- _PROMPT_
Can you print the data exactly and leave out each image?

- _SUPPLIED RECORDS_
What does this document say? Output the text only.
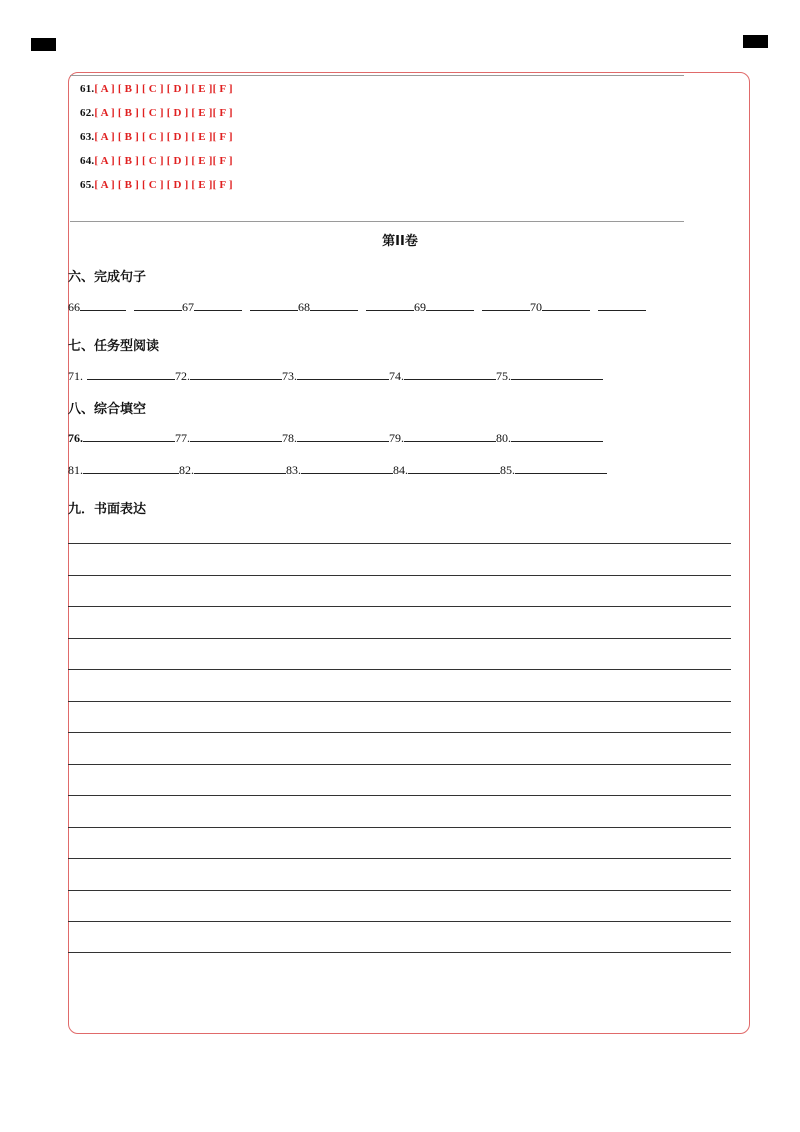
61.[ A ] [ B ] [ C ] [ D ] [ E ][ F ]
62.[ A ] [ B ] [ C ] [ D ] [ E ][ F ]
63.[ A ] [ B ] [ C ] [ D ] [ E ][ F ]
64.[ A ] [ B ] [ C ] [ D ] [ E ][ F ]
65.[ A ] [ B ] [ C ] [ D ] [ E ][ F ]
第II卷
六、完成句子
66	67	68	69	70
七、任务型阅读
71.	72.	73.	74.	75.
八、综合填空
76.	77.	78.	79.	80.
81.	82.	83.	84.	85.
九．书面表达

- _EXERCISE RESULT_
What does this document say? Output the text only.
61.[ A ] [ B ] [ C ] [ D ] [ E ][ F ]
62.[ A ] [ B ] [ C ] [ D ] [ E ][ F ]
63.[ A ] [ B ] [ C ] [ D ] [ E ][ F ]
64.[ A ] [ B ] [ C ] [ D ] [ E ][ F ]
65.[ A ] [ B ] [ C ] [ D ] [ E ][ F ]
第II卷
六、完成句子
66	67	68	69	70
七、任务型阅读
71.	72.	73.	74.	75.
八、综合填空
76.	77.	78.	79.	80.
81.	82.	83.	84.	85.
九．书面表达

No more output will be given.